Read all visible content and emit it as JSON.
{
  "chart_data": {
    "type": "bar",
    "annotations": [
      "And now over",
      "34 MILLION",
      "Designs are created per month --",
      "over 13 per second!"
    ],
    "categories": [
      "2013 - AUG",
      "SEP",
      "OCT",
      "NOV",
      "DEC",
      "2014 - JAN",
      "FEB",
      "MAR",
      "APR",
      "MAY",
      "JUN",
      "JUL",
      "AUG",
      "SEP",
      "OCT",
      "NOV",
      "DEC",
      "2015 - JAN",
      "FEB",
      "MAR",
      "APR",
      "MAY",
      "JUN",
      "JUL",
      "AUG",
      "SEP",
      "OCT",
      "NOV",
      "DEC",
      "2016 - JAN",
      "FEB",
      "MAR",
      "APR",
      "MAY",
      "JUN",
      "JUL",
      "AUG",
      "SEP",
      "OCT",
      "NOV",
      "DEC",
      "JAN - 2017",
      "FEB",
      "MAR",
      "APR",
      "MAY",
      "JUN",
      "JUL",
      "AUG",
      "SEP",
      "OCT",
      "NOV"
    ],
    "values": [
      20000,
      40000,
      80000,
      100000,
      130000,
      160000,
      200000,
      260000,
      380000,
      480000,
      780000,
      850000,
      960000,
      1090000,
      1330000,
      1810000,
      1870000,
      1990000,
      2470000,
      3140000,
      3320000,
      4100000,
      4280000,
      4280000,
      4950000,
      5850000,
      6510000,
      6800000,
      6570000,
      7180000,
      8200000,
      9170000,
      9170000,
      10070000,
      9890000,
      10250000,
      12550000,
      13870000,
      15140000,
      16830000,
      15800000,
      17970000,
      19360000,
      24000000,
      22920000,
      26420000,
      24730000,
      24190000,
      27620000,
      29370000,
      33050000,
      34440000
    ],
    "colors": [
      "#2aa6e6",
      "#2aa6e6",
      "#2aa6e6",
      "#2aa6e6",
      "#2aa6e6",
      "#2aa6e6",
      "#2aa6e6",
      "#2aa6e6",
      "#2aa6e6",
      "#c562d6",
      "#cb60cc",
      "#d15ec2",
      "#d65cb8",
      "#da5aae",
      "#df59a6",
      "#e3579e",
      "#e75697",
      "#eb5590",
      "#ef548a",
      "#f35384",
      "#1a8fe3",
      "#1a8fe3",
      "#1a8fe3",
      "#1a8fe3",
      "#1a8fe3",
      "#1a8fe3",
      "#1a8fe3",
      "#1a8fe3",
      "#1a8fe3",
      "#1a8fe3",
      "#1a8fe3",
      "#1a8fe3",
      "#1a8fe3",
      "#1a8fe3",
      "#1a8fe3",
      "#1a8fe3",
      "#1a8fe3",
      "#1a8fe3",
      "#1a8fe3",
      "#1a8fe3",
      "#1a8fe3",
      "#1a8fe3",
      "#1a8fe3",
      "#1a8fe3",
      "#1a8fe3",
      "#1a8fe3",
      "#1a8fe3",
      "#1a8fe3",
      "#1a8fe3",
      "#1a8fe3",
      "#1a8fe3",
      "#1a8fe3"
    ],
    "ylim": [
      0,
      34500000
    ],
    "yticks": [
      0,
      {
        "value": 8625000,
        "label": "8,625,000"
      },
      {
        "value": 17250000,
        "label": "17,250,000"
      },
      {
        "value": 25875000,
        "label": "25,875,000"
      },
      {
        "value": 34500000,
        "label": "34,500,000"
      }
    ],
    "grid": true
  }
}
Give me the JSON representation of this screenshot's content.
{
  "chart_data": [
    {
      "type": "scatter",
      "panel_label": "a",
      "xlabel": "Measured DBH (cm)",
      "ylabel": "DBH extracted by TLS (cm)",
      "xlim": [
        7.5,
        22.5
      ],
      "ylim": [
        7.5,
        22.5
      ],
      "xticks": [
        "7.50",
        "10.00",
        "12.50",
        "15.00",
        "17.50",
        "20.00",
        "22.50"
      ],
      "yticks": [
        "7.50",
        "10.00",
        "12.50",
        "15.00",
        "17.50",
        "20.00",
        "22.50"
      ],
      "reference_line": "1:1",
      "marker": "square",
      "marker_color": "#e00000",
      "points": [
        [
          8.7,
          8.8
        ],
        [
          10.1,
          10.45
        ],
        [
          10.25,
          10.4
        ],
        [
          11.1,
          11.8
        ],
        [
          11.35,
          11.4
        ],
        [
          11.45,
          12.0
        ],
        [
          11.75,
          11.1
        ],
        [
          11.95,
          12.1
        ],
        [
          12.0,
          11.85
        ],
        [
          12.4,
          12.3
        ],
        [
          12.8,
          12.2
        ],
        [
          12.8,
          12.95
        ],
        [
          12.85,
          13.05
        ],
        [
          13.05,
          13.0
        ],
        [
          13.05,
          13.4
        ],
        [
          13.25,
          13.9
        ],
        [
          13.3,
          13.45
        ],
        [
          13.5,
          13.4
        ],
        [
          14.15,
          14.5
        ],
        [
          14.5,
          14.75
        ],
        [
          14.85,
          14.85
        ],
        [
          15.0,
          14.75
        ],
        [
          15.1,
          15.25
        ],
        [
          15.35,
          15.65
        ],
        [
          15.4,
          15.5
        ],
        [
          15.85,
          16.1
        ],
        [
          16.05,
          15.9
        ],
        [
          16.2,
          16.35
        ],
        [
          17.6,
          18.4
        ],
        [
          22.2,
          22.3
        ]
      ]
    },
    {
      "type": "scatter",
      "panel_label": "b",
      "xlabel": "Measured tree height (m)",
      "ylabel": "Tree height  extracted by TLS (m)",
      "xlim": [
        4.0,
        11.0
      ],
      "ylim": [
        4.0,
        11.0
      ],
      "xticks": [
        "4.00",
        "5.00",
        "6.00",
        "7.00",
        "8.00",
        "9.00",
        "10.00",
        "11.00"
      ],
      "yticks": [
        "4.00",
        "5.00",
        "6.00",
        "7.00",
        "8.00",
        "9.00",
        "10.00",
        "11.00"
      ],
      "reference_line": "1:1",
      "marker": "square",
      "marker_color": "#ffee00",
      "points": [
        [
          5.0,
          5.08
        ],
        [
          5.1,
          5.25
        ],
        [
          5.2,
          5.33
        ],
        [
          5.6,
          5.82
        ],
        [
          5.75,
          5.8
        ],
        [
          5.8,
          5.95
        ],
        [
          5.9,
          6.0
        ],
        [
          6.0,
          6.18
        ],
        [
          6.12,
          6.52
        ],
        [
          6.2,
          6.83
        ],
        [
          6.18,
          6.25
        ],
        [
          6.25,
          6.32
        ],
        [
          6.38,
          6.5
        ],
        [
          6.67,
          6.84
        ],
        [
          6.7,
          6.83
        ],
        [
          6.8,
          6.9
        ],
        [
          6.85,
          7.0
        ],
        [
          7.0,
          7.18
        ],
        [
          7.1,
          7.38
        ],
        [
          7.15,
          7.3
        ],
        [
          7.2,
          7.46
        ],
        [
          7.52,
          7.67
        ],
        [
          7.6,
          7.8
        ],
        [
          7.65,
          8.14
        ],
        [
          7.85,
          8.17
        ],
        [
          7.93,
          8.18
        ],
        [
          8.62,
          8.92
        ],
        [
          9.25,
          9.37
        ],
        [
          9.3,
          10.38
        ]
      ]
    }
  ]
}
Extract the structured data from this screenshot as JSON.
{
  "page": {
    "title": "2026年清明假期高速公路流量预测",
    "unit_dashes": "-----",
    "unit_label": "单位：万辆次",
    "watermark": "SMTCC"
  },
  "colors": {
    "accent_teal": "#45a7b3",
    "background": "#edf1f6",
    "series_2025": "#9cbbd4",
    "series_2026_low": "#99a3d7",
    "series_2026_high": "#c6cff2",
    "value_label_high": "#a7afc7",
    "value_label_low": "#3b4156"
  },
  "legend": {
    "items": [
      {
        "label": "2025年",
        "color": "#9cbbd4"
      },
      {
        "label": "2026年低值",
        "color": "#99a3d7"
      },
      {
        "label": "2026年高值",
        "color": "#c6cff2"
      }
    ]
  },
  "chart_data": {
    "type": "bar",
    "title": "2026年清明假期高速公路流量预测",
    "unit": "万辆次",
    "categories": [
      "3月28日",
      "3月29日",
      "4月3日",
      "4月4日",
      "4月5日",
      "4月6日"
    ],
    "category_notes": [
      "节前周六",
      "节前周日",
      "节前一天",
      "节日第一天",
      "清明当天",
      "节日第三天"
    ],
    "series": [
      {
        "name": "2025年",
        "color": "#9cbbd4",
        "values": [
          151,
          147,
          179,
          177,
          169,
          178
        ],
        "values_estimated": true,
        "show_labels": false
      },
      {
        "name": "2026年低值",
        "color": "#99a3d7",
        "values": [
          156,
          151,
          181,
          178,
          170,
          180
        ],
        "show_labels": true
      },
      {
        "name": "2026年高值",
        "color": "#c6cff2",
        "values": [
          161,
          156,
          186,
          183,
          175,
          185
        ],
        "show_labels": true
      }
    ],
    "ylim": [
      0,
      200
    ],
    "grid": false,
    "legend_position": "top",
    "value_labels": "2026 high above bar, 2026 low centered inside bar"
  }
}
--- --- ---
From the records above, pick out and copy each line holding the word "this".

Give me the JSON representation of this screenshot's content.
Extract the structured data from this screenshot as JSON.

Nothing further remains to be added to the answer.